* **TASK DESCRIPTION**:
Exclude the pictures, then repeat the remaining data exactly.

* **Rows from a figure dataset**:

════════════════

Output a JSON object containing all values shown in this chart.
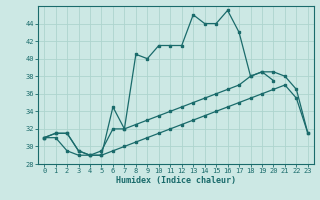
{
  "xlabel": "Humidex (Indice chaleur)",
  "bg_color": "#cce8e4",
  "line_color": "#1a6b6b",
  "grid_color": "#aed4ce",
  "xlim": [
    -0.5,
    23.5
  ],
  "ylim": [
    28,
    46
  ],
  "xticks": [
    0,
    1,
    2,
    3,
    4,
    5,
    6,
    7,
    8,
    9,
    10,
    11,
    12,
    13,
    14,
    15,
    16,
    17,
    18,
    19,
    20,
    21,
    22,
    23
  ],
  "yticks": [
    28,
    30,
    32,
    34,
    36,
    38,
    40,
    42,
    44
  ],
  "line1_x": [
    0,
    1,
    2,
    3,
    4,
    5,
    6,
    7,
    8,
    9,
    10,
    11,
    12,
    13,
    14,
    15,
    16,
    17,
    18,
    19,
    20,
    21
  ],
  "line1_y": [
    31.0,
    31.5,
    31.5,
    29.5,
    29.0,
    29.0,
    34.5,
    32.0,
    40.5,
    40.0,
    41.5,
    41.5,
    41.5,
    45.0,
    44.0,
    44.0,
    45.5,
    43.0,
    38.0,
    38.5,
    37.5,
    null
  ],
  "line2_x": [
    0,
    1,
    2,
    3,
    4,
    5,
    6,
    7,
    8,
    9,
    10,
    11,
    12,
    13,
    14,
    15,
    16,
    17,
    18,
    19,
    20,
    21,
    22,
    23
  ],
  "line2_y": [
    31.0,
    31.5,
    31.5,
    29.5,
    29.0,
    29.5,
    32.0,
    32.0,
    32.5,
    33.0,
    33.5,
    34.0,
    34.5,
    35.0,
    35.5,
    36.0,
    36.5,
    37.0,
    38.0,
    38.5,
    38.5,
    38.0,
    36.5,
    31.5
  ],
  "line3_x": [
    0,
    1,
    2,
    3,
    4,
    5,
    6,
    7,
    8,
    9,
    10,
    11,
    12,
    13,
    14,
    15,
    16,
    17,
    18,
    19,
    20,
    21,
    22,
    23
  ],
  "line3_y": [
    31.0,
    31.0,
    29.5,
    29.0,
    29.0,
    29.0,
    29.5,
    30.0,
    30.5,
    31.0,
    31.5,
    32.0,
    32.5,
    33.0,
    33.5,
    34.0,
    34.5,
    35.0,
    35.5,
    36.0,
    36.5,
    37.0,
    35.5,
    31.5
  ]
}
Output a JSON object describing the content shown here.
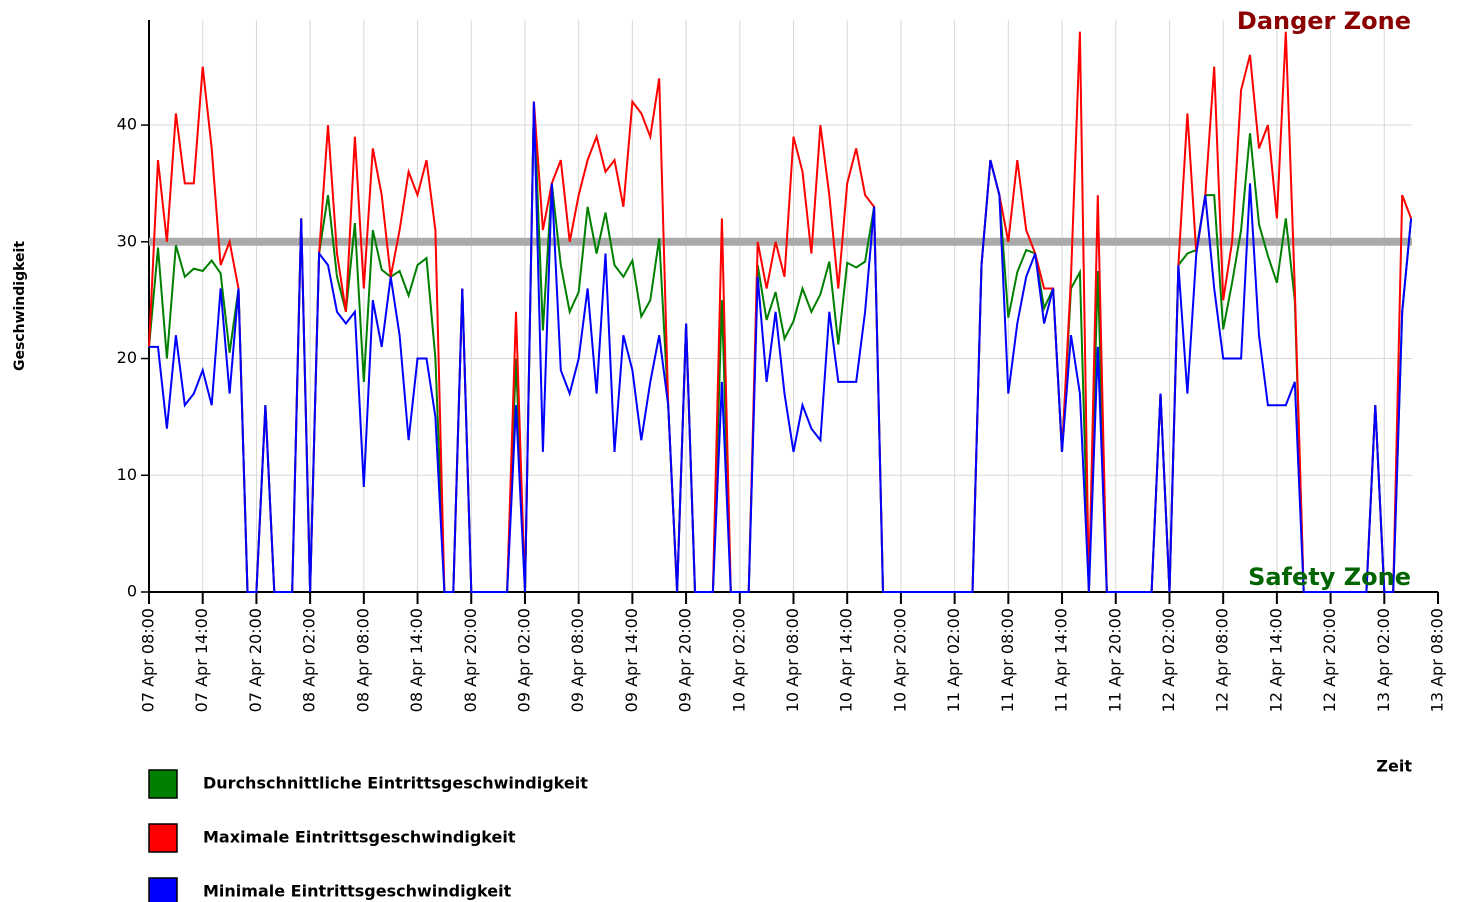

════════════════

* **EXERCISE RESULT**:
Output a JSON object containing all values shown in this chart.
{
  "xlabel": "Humidex (Indice chaleur)",
  "bg_color": "#cce8e4",
  "line_color": "#1a6b6b",
  "grid_color": "#aed4ce",
  "xlim": [
    -0.5,
    23.5
  ],
  "ylim": [
    28,
    46
  ],
  "xticks": [
    0,
    1,
    2,
    3,
    4,
    5,
    6,
    7,
    8,
    9,
    10,
    11,
    12,
    13,
    14,
    15,
    16,
    17,
    18,
    19,
    20,
    21,
    22,
    23
  ],
  "yticks": [
    28,
    30,
    32,
    34,
    36,
    38,
    40,
    42,
    44
  ],
  "line1_x": [
    0,
    1,
    2,
    3,
    4,
    5,
    6,
    7,
    8,
    9,
    10,
    11,
    12,
    13,
    14,
    15,
    16,
    17,
    18,
    19,
    20,
    21
  ],
  "line1_y": [
    31.0,
    31.5,
    31.5,
    29.5,
    29.0,
    29.0,
    34.5,
    32.0,
    40.5,
    40.0,
    41.5,
    41.5,
    41.5,
    45.0,
    44.0,
    44.0,
    45.5,
    43.0,
    38.0,
    38.5,
    37.5,
    null
  ],
  "line2_x": [
    0,
    1,
    2,
    3,
    4,
    5,
    6,
    7,
    8,
    9,
    10,
    11,
    12,
    13,
    14,
    15,
    16,
    17,
    18,
    19,
    20,
    21,
    22,
    23
  ],
  "line2_y": [
    31.0,
    31.5,
    31.5,
    29.5,
    29.0,
    29.5,
    32.0,
    32.0,
    32.5,
    33.0,
    33.5,
    34.0,
    34.5,
    35.0,
    35.5,
    36.0,
    36.5,
    37.0,
    38.0,
    38.5,
    38.5,
    38.0,
    36.5,
    31.5
  ],
  "line3_x": [
    0,
    1,
    2,
    3,
    4,
    5,
    6,
    7,
    8,
    9,
    10,
    11,
    12,
    13,
    14,
    15,
    16,
    17,
    18,
    19,
    20,
    21,
    22,
    23
  ],
  "line3_y": [
    31.0,
    31.0,
    29.5,
    29.0,
    29.0,
    29.0,
    29.5,
    30.0,
    30.5,
    31.0,
    31.5,
    32.0,
    32.5,
    33.0,
    33.5,
    34.0,
    34.5,
    35.0,
    35.5,
    36.0,
    36.5,
    37.0,
    35.5,
    31.5
  ]
}
Output a JSON object describing the content shown here.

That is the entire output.